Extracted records
****************************************

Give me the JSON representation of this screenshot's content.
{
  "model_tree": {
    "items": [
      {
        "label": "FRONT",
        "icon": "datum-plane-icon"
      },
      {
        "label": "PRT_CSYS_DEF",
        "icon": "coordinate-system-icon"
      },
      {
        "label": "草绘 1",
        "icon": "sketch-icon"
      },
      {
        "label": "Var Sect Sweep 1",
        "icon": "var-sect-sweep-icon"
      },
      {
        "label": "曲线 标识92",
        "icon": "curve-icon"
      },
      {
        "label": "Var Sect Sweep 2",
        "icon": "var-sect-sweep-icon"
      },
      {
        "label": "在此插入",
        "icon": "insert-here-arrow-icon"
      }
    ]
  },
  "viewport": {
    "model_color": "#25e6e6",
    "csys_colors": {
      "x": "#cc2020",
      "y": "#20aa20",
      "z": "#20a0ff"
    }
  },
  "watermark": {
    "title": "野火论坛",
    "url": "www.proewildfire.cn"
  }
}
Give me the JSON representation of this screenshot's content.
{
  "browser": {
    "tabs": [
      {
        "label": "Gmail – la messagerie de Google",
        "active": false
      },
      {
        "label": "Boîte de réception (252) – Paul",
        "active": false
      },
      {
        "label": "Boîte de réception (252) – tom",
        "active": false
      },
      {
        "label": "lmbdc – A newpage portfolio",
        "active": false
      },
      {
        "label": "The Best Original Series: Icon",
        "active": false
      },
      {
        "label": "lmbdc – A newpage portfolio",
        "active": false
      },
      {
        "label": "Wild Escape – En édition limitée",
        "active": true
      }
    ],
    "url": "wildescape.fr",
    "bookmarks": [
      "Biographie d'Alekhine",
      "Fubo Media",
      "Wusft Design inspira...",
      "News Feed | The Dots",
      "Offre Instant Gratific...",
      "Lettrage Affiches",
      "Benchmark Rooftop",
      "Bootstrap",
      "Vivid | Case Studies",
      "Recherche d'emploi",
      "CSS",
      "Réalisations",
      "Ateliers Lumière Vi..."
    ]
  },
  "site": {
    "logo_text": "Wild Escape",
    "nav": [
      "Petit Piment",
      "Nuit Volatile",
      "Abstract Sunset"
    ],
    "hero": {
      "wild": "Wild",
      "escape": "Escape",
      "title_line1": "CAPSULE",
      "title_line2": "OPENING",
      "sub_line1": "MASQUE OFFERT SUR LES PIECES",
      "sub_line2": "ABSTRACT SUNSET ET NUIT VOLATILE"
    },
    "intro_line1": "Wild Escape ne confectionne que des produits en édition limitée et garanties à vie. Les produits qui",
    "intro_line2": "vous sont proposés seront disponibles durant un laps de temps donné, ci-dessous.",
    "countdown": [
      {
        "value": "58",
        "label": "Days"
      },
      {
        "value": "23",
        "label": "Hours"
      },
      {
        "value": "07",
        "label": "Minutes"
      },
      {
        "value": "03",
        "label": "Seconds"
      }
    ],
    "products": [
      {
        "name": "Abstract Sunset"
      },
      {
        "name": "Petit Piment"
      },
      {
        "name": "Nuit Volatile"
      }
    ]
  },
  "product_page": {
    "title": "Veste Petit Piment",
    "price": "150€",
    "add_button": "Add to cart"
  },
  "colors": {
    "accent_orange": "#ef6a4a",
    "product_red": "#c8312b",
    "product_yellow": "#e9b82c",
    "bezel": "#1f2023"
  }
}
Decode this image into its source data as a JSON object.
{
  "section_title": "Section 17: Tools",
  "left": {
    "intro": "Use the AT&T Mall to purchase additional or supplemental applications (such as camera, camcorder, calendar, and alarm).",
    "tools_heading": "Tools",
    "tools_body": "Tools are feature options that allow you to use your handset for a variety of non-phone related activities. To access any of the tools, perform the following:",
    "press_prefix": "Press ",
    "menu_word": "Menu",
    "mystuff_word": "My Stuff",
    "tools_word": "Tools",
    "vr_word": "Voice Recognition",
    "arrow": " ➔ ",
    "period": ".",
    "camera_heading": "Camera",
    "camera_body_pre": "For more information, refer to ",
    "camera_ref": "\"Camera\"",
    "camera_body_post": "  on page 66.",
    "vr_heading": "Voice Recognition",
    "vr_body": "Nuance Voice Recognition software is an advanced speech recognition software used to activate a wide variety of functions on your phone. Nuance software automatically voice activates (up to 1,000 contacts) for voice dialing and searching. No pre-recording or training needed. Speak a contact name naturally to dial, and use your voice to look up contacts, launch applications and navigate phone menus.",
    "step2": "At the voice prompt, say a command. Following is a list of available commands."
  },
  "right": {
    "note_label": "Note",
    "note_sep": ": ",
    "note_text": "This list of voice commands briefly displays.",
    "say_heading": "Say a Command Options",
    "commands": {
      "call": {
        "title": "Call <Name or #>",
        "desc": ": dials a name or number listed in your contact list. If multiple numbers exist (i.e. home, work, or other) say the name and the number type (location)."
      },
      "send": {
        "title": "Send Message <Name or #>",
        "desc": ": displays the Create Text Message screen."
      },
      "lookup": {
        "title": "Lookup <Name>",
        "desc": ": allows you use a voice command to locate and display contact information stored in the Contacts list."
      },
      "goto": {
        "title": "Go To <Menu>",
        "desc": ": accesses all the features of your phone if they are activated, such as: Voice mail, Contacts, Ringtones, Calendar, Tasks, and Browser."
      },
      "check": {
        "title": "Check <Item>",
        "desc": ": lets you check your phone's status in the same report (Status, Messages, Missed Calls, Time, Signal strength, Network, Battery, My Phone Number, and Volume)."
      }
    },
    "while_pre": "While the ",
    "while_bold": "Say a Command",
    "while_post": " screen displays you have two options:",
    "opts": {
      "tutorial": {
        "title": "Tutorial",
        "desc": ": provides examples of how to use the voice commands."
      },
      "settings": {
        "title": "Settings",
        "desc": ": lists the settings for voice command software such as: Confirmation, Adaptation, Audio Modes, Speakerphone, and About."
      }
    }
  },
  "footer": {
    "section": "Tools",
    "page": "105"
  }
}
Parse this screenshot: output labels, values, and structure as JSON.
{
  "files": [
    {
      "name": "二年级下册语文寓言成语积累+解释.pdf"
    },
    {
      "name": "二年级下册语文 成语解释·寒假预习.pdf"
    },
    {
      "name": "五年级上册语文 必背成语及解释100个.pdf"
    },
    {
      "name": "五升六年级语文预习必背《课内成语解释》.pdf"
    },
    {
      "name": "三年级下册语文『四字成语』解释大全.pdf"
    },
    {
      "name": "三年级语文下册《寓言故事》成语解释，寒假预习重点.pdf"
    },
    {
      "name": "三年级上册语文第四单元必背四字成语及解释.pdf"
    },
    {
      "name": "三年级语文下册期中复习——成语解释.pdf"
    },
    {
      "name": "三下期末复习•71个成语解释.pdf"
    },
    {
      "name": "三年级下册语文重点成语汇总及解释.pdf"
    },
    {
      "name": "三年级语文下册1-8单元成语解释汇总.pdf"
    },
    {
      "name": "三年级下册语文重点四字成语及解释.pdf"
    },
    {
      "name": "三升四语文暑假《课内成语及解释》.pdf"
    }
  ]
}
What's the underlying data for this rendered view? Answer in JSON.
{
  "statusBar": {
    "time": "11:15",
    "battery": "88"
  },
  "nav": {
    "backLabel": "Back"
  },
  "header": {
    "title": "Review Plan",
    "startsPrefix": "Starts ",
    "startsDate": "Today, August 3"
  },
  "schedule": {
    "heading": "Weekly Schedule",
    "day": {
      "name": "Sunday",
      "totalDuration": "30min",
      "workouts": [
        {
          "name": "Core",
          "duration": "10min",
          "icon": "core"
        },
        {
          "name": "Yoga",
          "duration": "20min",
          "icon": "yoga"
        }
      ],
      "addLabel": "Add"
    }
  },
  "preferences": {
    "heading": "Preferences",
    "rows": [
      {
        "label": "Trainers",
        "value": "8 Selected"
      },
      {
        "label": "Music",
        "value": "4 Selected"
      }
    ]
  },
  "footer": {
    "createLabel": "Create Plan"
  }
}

****************************************

▸ **Your goal**
Work through the records line by line and tally those holding "Petit". Reply with the number alone.

▸ **Full output**
3